**Aufgaben:**
A: Schreib den Teil des Textausschnitts ab, der mit den Wörtern „Kind der Achtziger.“ anfängt und mit „Und durfte nicht.“ aufhört. Tausch dabei „Schulsamstag“ gegen „Unterrichtstag“ aus.
B: Erkläre in ein bis drei Sätzen, warum die Ich-Person laut Textausschnitt nicht zur großen Friedensdemonstration gehen durfte.

**Textausschnitt:**
Kind der Achtziger. Da hatte man dort, wo ich mich herumtrieb und mit verhaltenskreativen Möchtegernhippies als Eltern die Verpflichtung, friedensbewegt zu sein. Und sich mit dem Direktor des Gymnasiums, auf dem man sich noch für kurze Zeit herumtreiben würde, bevor man mit freundlichen Worten zur Tür gebracht worden sein wird, herumzustreiten darüber, ob man nun auf die große Friedensdemonstration in die damalige Bundeshauptstadt gehen dürfe oder nicht. Nicht. Weil es ein Schulsamstag war und da musste man in die Schule gehen. Der Direktor war mitnichten friedensbewegt und nicht gewillt, irgendwelche Ausnahmen zu gewähren. Schon gar nicht, wenn es sich um Kolleginnenkinder handelte.
Ich war jedenfalls in der Tiefe meiner Seele unglücklich, wollte ich doch meinem ausgeprägten inneren Pazifismus Ausdruck verleihen. Und durfte nicht.

**Extrahierte Datensätze:**

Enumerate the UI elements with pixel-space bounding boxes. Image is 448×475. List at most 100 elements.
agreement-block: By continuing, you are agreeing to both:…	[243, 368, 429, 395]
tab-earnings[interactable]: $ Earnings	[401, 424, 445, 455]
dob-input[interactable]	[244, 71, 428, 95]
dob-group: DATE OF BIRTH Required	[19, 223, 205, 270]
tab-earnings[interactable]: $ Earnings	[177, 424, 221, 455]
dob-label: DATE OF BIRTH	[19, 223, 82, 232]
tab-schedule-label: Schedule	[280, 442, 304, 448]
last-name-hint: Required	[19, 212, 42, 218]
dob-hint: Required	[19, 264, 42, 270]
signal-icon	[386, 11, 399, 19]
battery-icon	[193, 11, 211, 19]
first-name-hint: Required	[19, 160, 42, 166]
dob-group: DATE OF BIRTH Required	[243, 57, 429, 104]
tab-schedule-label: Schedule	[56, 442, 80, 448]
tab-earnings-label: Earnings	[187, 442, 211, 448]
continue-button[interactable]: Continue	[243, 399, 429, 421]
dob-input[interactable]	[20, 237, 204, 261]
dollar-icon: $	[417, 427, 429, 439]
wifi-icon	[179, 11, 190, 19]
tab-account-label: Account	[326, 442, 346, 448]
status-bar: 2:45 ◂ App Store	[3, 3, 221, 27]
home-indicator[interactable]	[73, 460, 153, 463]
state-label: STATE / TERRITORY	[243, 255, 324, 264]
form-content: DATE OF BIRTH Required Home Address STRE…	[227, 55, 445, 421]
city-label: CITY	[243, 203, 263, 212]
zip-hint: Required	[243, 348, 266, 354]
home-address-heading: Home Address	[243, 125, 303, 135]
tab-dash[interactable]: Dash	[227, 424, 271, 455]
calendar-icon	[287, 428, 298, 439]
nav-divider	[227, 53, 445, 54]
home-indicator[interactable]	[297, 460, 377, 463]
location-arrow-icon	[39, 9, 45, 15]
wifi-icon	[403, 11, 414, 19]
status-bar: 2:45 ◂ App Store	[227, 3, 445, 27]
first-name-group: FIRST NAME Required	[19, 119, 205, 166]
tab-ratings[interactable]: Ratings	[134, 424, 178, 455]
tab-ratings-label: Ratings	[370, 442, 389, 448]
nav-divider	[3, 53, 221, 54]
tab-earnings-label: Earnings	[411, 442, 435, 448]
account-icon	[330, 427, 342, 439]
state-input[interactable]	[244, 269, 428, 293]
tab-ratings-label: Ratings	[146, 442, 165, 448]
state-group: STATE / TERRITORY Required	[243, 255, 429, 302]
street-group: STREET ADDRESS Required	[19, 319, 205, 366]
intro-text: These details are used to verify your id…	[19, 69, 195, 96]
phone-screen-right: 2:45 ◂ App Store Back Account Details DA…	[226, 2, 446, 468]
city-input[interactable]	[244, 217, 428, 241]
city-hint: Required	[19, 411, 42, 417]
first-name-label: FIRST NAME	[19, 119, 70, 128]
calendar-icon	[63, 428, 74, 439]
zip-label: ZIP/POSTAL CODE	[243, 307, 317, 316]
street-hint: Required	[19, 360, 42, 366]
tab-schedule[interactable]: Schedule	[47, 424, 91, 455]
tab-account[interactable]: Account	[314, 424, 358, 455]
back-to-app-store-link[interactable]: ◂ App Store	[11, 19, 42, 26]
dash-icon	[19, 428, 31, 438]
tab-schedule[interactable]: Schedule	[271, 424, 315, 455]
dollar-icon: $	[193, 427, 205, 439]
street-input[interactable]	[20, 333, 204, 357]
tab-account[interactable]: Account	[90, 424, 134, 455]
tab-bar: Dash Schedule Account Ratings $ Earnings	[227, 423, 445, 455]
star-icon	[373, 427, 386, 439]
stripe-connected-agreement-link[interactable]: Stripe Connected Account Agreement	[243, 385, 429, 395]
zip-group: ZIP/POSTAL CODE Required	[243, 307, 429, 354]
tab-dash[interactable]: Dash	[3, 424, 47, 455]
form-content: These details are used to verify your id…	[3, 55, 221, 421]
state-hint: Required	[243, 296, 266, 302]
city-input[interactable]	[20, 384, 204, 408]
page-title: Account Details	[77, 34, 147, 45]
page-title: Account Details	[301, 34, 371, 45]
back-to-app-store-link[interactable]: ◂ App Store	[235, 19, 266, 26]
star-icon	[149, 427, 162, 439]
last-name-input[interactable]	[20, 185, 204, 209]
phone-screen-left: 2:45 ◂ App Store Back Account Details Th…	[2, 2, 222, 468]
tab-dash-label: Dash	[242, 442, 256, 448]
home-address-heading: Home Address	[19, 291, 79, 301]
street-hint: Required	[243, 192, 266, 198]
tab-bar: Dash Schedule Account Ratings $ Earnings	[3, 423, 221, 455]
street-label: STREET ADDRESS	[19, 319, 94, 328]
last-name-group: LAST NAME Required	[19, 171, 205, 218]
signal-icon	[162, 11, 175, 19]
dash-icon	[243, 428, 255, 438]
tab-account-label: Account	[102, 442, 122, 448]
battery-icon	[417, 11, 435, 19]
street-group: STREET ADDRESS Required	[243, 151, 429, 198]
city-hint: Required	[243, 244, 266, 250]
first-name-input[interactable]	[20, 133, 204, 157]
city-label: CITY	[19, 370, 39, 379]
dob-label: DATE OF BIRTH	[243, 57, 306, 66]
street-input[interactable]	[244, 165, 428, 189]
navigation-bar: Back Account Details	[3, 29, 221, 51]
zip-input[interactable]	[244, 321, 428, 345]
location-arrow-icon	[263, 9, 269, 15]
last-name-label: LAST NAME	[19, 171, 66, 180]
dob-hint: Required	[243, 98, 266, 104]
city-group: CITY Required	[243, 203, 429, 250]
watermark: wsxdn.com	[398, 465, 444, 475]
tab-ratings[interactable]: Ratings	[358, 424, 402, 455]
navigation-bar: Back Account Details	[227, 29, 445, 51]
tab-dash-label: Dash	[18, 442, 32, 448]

**Lösungen:**
A:
Kind der Achtziger. Da hatte man dort, wo ich mich herumtrieb und mit verhaltenskreativen Möchtegernhippies als Eltern die Verpflichtung, friedensbewegt zu sein. Und sich mit dem Direktor des Gymnasiums, auf dem man sich noch für kurze Zeit herumtreiben würde, bevor man mit freundlichen Worten zur Tür gebracht worden sein wird, herumzustreiten darüber, ob man nun auf die große Friedensdemonstration in die damalige Bundeshauptstadt gehen dürfe oder nicht. Nicht. Weil es ein Unterrichtstag war und da musste man in die Schule gehen. Der Direktor war mitnichten friedensbewegt und nicht gewillt, irgendwelche Ausnahmen zu gewähren. Schon gar nicht, wenn es sich um Kolleginnenkinder handelte.
Ich war jedenfalls in der Tiefe meiner Seele unglücklich, wollte ich doch meinem ausgeprägten inneren Pazifismus Ausdruck verleihen. Und durfte nicht.

B: Die Demonstration fiel auf einen Schulsamstag, und an diesem Tag musste man in die Schule gehen. Der Direktor war außerdem nicht friedensbewegt und wollte keine Ausnahmen machen, schon gar nicht für Kolleginnenkinder.